*What is asked*.
List every line in this data where the string "TradingView" occurs.

——————————

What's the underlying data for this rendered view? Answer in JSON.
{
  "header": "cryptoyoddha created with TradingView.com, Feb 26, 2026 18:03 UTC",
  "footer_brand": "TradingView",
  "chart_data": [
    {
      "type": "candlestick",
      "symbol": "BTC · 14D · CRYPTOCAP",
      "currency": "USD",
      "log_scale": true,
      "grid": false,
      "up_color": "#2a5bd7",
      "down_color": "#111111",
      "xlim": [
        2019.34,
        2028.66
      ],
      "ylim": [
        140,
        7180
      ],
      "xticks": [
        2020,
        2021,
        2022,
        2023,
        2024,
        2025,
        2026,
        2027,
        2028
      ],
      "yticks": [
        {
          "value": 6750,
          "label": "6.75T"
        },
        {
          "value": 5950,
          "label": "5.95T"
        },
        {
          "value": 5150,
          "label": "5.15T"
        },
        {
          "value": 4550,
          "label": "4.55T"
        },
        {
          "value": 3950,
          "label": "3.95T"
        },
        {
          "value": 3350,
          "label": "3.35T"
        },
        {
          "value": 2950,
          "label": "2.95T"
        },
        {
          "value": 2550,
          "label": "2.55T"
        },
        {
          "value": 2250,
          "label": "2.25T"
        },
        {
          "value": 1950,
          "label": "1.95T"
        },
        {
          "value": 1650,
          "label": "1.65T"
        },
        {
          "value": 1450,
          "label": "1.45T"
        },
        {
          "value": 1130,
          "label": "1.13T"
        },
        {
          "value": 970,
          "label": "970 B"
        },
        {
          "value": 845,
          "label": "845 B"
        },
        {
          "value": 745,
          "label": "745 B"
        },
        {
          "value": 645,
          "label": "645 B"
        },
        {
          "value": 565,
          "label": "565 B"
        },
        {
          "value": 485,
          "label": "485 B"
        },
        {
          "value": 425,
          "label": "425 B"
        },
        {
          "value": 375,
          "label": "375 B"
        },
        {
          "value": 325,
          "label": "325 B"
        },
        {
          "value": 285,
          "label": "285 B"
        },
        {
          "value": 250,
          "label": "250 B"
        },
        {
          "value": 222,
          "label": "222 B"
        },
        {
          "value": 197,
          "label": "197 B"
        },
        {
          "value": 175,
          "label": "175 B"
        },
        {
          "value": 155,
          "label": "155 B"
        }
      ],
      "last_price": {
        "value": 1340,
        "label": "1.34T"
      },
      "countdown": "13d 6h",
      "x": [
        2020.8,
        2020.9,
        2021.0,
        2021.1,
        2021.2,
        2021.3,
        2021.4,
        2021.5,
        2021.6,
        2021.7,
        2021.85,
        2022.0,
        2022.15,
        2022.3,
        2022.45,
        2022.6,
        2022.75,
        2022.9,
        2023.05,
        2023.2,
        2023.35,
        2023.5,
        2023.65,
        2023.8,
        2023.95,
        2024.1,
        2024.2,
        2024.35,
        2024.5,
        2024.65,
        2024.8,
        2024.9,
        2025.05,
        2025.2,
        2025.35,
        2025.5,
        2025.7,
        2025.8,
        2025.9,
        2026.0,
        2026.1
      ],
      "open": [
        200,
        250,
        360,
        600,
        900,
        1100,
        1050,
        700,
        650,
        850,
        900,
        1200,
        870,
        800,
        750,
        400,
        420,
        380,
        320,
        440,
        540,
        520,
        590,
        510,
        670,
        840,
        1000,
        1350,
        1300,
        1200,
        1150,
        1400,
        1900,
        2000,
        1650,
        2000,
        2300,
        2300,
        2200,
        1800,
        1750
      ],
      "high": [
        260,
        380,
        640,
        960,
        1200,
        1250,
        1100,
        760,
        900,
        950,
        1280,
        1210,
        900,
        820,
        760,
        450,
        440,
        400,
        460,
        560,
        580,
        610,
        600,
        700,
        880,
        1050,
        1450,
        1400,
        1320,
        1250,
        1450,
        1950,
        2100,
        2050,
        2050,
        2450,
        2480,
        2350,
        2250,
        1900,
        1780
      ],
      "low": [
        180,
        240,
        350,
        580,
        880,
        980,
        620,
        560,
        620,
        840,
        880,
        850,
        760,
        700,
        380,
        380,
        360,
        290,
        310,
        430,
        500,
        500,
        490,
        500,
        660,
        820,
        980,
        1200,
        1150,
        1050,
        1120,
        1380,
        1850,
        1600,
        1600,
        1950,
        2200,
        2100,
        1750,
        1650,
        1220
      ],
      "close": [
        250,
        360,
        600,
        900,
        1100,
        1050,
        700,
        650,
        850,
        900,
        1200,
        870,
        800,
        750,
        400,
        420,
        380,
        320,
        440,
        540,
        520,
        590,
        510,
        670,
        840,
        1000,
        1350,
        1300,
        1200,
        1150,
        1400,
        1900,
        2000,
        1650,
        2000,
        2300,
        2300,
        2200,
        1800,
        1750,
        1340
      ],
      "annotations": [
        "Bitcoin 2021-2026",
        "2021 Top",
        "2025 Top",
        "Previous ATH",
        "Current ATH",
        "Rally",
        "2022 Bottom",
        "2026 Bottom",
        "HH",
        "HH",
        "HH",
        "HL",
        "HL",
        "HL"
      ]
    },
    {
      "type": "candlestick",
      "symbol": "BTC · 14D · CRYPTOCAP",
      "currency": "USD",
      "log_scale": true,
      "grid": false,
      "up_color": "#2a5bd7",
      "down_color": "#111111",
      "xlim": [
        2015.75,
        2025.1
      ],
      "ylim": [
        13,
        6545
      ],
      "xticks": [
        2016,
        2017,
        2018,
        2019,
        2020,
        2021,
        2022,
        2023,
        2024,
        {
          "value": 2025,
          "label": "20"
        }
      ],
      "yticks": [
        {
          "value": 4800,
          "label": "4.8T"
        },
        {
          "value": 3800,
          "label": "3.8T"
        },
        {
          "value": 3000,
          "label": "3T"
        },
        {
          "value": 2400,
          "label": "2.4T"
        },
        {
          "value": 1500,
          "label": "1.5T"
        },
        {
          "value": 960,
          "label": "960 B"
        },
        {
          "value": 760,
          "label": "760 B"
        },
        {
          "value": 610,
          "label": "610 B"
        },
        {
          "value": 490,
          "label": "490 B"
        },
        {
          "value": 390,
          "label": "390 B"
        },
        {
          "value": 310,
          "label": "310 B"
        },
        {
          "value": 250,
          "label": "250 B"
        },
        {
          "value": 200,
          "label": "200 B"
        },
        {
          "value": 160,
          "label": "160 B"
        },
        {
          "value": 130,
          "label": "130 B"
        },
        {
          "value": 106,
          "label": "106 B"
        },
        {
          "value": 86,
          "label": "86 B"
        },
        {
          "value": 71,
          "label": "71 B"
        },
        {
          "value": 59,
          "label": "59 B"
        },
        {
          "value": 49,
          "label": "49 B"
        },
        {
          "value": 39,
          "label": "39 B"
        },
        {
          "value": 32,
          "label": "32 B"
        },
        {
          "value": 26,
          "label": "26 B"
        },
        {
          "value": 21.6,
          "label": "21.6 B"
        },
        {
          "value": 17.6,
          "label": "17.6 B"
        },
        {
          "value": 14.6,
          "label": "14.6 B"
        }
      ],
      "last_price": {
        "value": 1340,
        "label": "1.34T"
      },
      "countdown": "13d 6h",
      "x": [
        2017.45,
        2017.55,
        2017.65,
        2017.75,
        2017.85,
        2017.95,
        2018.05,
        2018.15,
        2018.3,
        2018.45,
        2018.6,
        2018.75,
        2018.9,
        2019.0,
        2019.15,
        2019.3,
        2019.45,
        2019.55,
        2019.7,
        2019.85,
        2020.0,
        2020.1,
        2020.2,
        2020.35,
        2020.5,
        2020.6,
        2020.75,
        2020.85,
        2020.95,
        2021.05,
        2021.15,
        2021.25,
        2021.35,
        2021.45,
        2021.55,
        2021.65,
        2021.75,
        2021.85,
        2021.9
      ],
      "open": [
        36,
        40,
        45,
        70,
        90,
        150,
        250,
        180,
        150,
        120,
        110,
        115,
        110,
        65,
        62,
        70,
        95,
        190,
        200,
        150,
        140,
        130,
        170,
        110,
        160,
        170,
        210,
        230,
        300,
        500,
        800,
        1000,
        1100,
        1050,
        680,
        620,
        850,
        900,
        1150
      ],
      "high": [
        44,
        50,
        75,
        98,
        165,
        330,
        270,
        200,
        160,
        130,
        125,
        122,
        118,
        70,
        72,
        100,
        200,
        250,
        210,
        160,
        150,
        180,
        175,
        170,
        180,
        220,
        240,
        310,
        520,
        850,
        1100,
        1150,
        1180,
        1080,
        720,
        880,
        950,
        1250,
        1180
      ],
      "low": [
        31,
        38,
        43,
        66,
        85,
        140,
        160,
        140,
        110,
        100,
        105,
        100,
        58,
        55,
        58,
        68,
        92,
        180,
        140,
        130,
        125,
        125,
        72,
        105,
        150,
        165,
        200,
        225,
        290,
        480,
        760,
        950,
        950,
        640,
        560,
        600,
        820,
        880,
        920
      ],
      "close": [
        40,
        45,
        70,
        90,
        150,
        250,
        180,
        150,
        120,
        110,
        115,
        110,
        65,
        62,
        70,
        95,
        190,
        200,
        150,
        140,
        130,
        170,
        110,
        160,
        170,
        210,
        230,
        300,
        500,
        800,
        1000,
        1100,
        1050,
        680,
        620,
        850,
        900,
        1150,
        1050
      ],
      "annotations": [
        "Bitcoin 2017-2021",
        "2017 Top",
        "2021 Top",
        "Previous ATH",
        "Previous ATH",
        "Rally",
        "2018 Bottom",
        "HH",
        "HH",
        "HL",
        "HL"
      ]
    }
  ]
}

——————————

*Problem solution*.
  "header": "cryptoyoddha created with TradingView.com, Feb 26, 2026 18:03 UTC",
  "footer_brand": "TradingView",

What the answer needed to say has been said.